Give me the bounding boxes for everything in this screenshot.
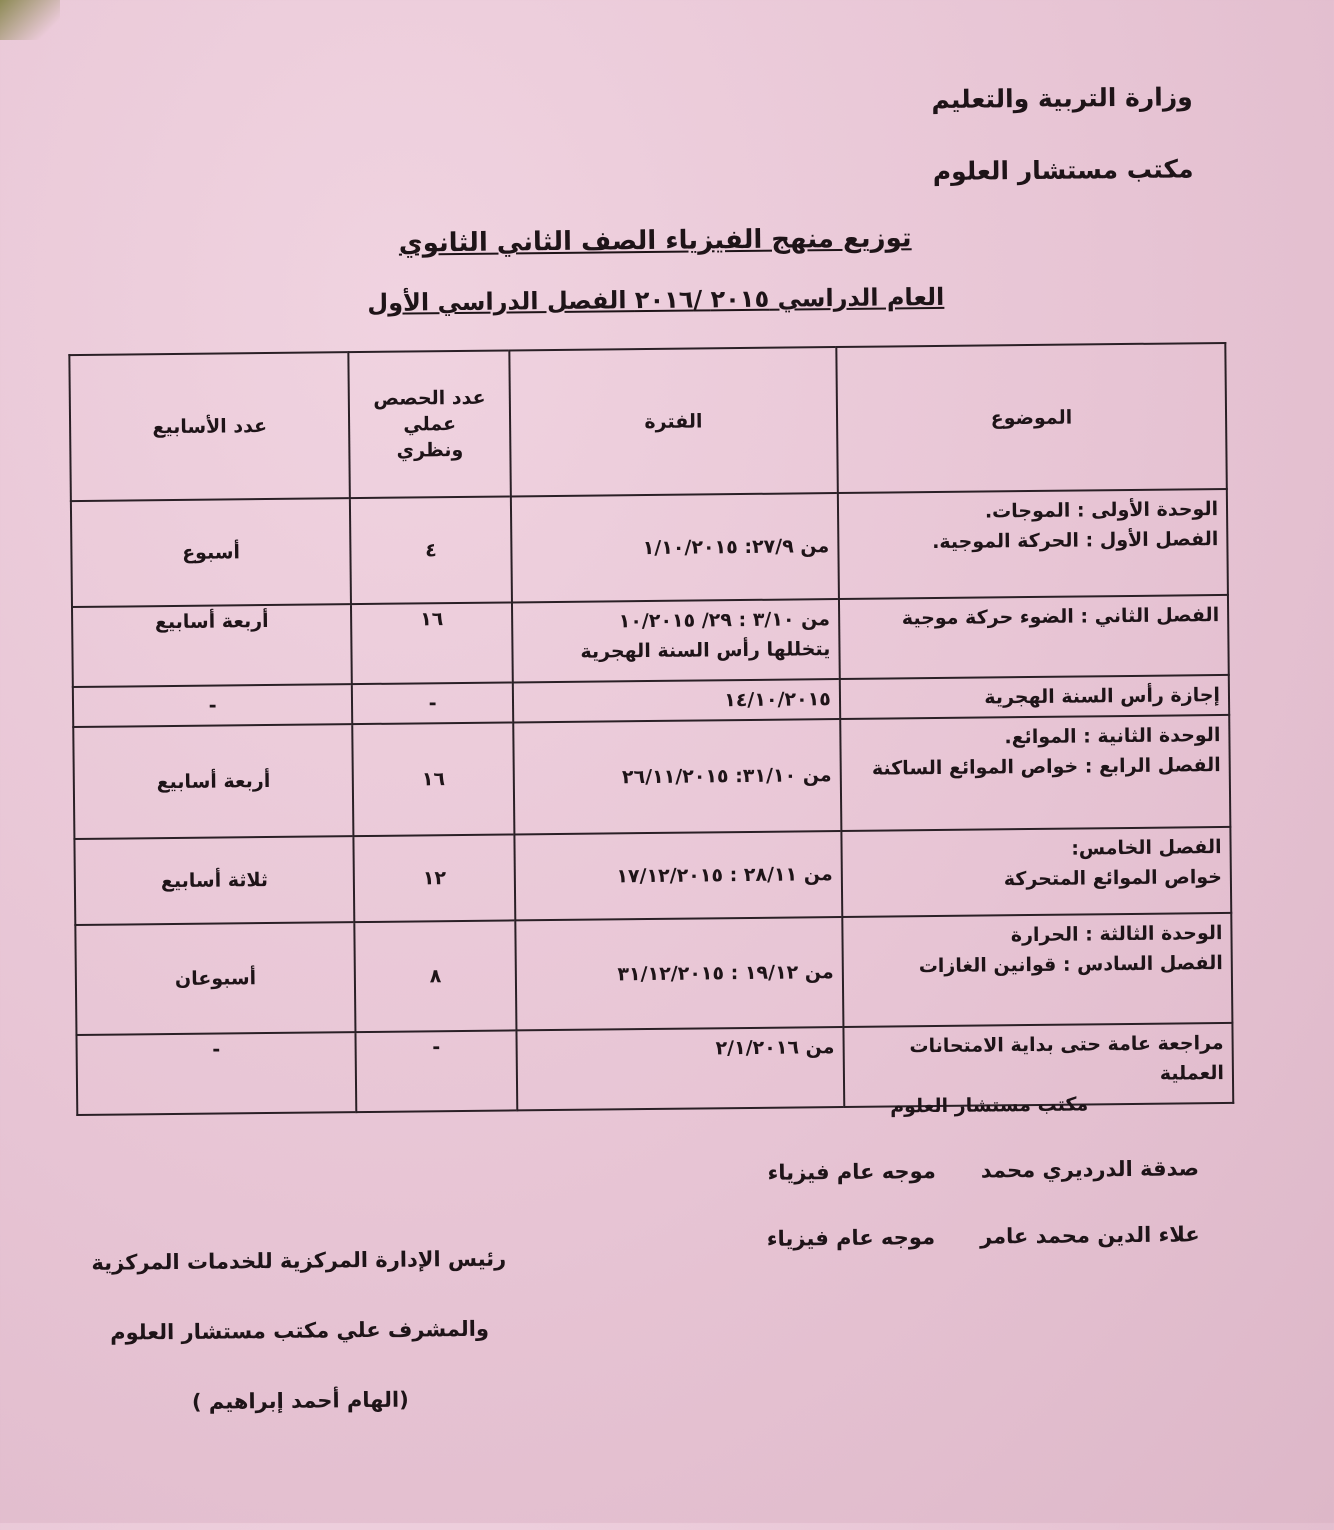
period-line: من ٢٨/١١ : ١٧/١٢/٢٠١٥ xyxy=(616,863,833,888)
signature-title: موجه عام فيزياء xyxy=(766,1225,936,1251)
signature-name: علاء الدين محمد عامر xyxy=(979,1222,1200,1249)
header-count-line: ونظري xyxy=(396,438,464,462)
table-row xyxy=(71,489,1228,607)
signature-office: مكتب مستشار العلوم xyxy=(890,1093,1089,1118)
curriculum-table xyxy=(68,342,1234,1116)
cell-count: ١٢ xyxy=(354,834,516,922)
cell-count: - xyxy=(356,1030,517,1112)
cell-period xyxy=(513,679,840,722)
header-count-line: عملي xyxy=(403,413,457,436)
signature-name: صدقة الدرديري محمد xyxy=(980,1156,1200,1183)
period-line: من ٣١/١٠: ٢٦/١١/٢٠١٥ xyxy=(621,764,832,789)
header-count xyxy=(349,350,511,498)
period-line: ١٤/١٠/٢٠١٥ xyxy=(724,688,831,712)
topic-line: الوحدة الثانية : الموائع. xyxy=(1004,724,1221,749)
topic-line: الفصل الثاني : الضوء حركة موجية xyxy=(901,604,1220,630)
head-name: (الهام أحمد إبراهيم ) xyxy=(191,1387,409,1414)
period-line: من ٢٧/٩: ١/١٠/٢٠١٥ xyxy=(642,535,830,560)
head-title-line: والمشرف علي مكتب مستشار العلوم xyxy=(110,1316,490,1345)
signature-person xyxy=(767,1156,1199,1185)
cell-count: - xyxy=(352,682,513,724)
table-row xyxy=(74,827,1231,925)
topic-line: العملية xyxy=(1159,1062,1225,1085)
signature-title: موجه عام فيزياء xyxy=(767,1159,936,1185)
header-count-line: عدد الحصص xyxy=(373,386,486,410)
header-period: الفترة xyxy=(509,347,837,496)
topic-line: مراجعة عامة حتى بداية الامتحانات xyxy=(909,1032,1224,1058)
document-title: توزيع منهج الفيزياء الصف الثاني الثانوي xyxy=(398,223,912,259)
period-line: من ٣/١٠ : ٢٩/ ١٠/٢٠١٥ xyxy=(618,608,831,633)
cell-period xyxy=(514,831,842,920)
cell-count: ٨ xyxy=(355,920,517,1032)
cell-count: ٤ xyxy=(350,496,512,604)
topic-line: إجازة رأس السنة الهجرية xyxy=(984,684,1221,709)
cell-topic xyxy=(840,675,1230,719)
document-subtitle: العام الدراسي ٢٠١٥ /٢٠١٦ الفصل الدراسي الأول xyxy=(367,282,945,317)
office-name: مكتب مستشار العلوم xyxy=(932,154,1194,187)
topic-line: الوحدة الأولى : الموجات. xyxy=(984,498,1219,523)
topic-line: الوحدة الثالثة : الحرارة xyxy=(1010,922,1223,947)
cell-period xyxy=(511,493,839,602)
topic-line: الفصل الأول : الحركة الموجية. xyxy=(932,528,1219,554)
head-title-line: رئيس الإدارة المركزية للخدمات المركزية xyxy=(91,1246,507,1275)
cell-count: ١٦ xyxy=(353,722,515,836)
topic-line: خواص الموائع المتحركة xyxy=(1003,866,1223,891)
period-line: يتخللها رأس السنة الهجرية xyxy=(580,638,831,663)
cell-topic xyxy=(838,489,1228,599)
table-row xyxy=(72,595,1229,687)
period-line: من ٢/١/٢٠١٦ xyxy=(715,1036,835,1060)
ministry-name: وزارة التربية والتعليم xyxy=(931,82,1193,115)
table-row xyxy=(75,913,1232,1035)
cell-weeks: - xyxy=(76,1032,356,1115)
cell-weeks: أربعة أسابيع xyxy=(73,724,353,839)
cell-period xyxy=(516,1027,844,1110)
table-row xyxy=(73,715,1230,839)
period-line: من ١٩/١٢ : ٣١/١٢/٢٠١٥ xyxy=(617,961,834,986)
topic-line: الفصل الخامس: xyxy=(1071,836,1222,860)
cell-topic xyxy=(840,715,1230,831)
cell-weeks: ثلاثة أسابيع xyxy=(74,836,354,925)
cell-topic xyxy=(841,827,1231,917)
cell-period xyxy=(513,719,841,834)
cell-weeks: - xyxy=(73,684,353,727)
topic-line: الفصل الرابع : خواص الموائع الساكنة xyxy=(871,754,1221,780)
cell-weeks: أسبوعان xyxy=(75,922,355,1035)
topic-line: الفصل السادس : قوانين الغازات xyxy=(918,952,1223,978)
cell-topic xyxy=(842,913,1232,1027)
signature-person xyxy=(767,1222,1200,1251)
cell-weeks: أسبوع xyxy=(71,498,351,607)
cell-count: ١٦ xyxy=(351,602,512,684)
cell-weeks: أربعة أسابيع xyxy=(72,604,352,687)
cell-topic xyxy=(839,595,1229,679)
cell-period xyxy=(515,917,843,1030)
cell-period xyxy=(512,599,840,682)
header-weeks: عدد الأسابيع xyxy=(69,352,350,501)
header-topic: الموضوع xyxy=(836,343,1227,493)
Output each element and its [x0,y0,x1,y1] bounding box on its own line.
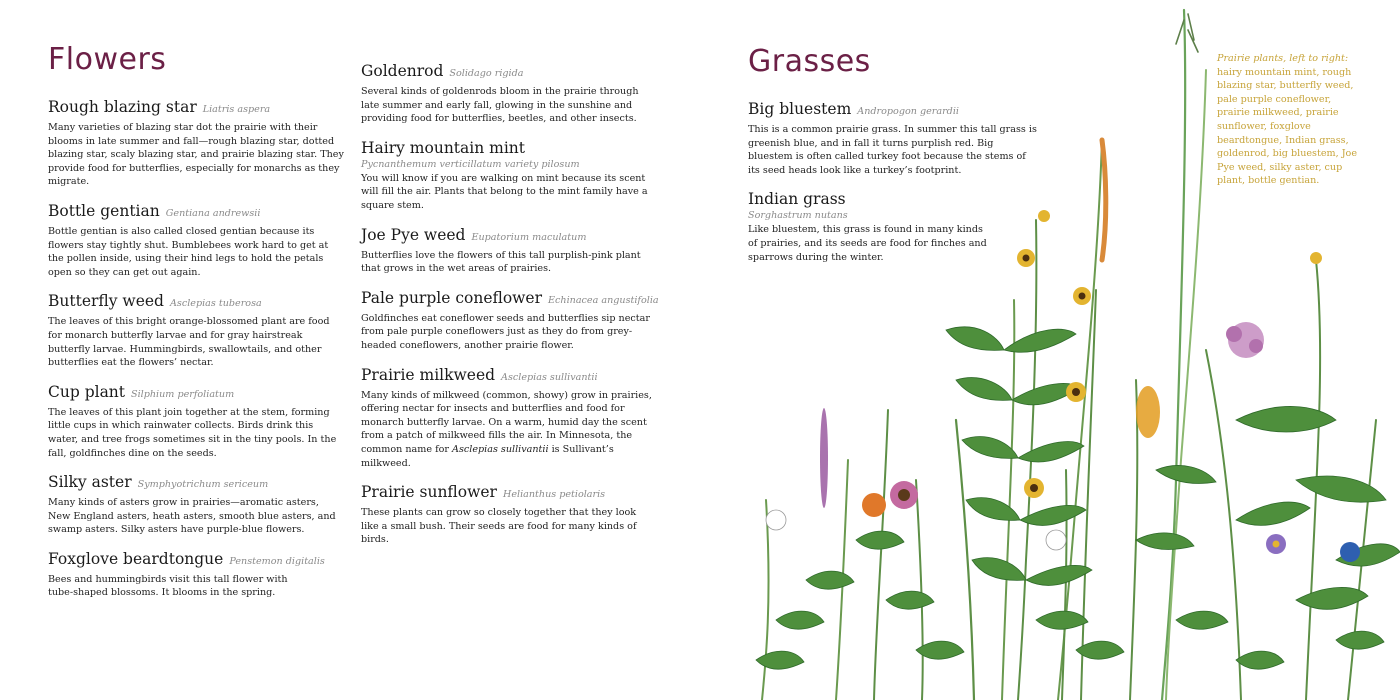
━━━━━━━━━━━━━━━━
> [DIRECTIONS] Give back only the lines of the items that run from the one containing "period-line: من ٢٨/١١" through the one containing "topic-line: إجازة رأس", changing "period-line" to "date-line" and leaving everything else as it is.

> [WORKED SOLUTION]
date-line: من ٢٨/١١ : ١٧/١٢/٢٠١٥ xyxy=(616,863,833,888)
signature-title: موجه عام فيزياء xyxy=(766,1225,936,1251)
signature-name: علاء الدين محمد عامر xyxy=(979,1222,1200,1249)
header-count-line: ونظري xyxy=(396,438,464,462)
table-row xyxy=(71,489,1228,607)
signature-office: مكتب مستشار العلوم xyxy=(890,1093,1089,1118)
curriculum-table xyxy=(68,342,1234,1116)
cell-count: ١٢ xyxy=(354,834,516,922)
cell-count: - xyxy=(356,1030,517,1112)
cell-period xyxy=(513,679,840,722)
header-count-line: عملي xyxy=(403,413,457,436)
signature-name: صدقة الدرديري محمد xyxy=(980,1156,1200,1183)
date-line: من ٣١/١٠: ٢٦/١١/٢٠١٥ xyxy=(621,764,832,789)
header-count xyxy=(349,350,511,498)
date-line: ١٤/١٠/٢٠١٥ xyxy=(724,688,831,712)
topic-line: الوحدة الثانية : الموائع. xyxy=(1004,724,1221,749)
topic-line: الفصل الثاني : الضوء حركة موجية xyxy=(901,604,1220,630)
head-name: (الهام أحمد إبراهيم ) xyxy=(191,1387,409,1414)
date-line: من ٢٧/٩: ١/١٠/٢٠١٥ xyxy=(642,535,830,560)
head-title-line: والمشرف علي مكتب مستشار العلوم xyxy=(110,1316,490,1345)
signature-person xyxy=(767,1156,1199,1185)
cell-count: - xyxy=(352,682,513,724)
table-row xyxy=(74,827,1231,925)
topic-line: العملية xyxy=(1159,1062,1225,1085)
signature-title: موجه عام فيزياء xyxy=(767,1159,936,1185)
header-count-line: عدد الحصص xyxy=(373,386,486,410)
header-period: الفترة xyxy=(509,347,837,496)
topic-line: مراجعة عامة حتى بداية الامتحانات xyxy=(909,1032,1224,1058)
document-title: توزيع منهج الفيزياء الصف الثاني الثانوي xyxy=(398,223,912,259)
date-line: من ٣/١٠ : ٢٩/ ١٠/٢٠١٥ xyxy=(618,608,831,633)
cell-period xyxy=(514,831,842,920)
cell-count: ٨ xyxy=(355,920,517,1032)
cell-count: ٤ xyxy=(350,496,512,604)
topic-line: إجازة رأس السنة الهجرية xyxy=(984,684,1221,709)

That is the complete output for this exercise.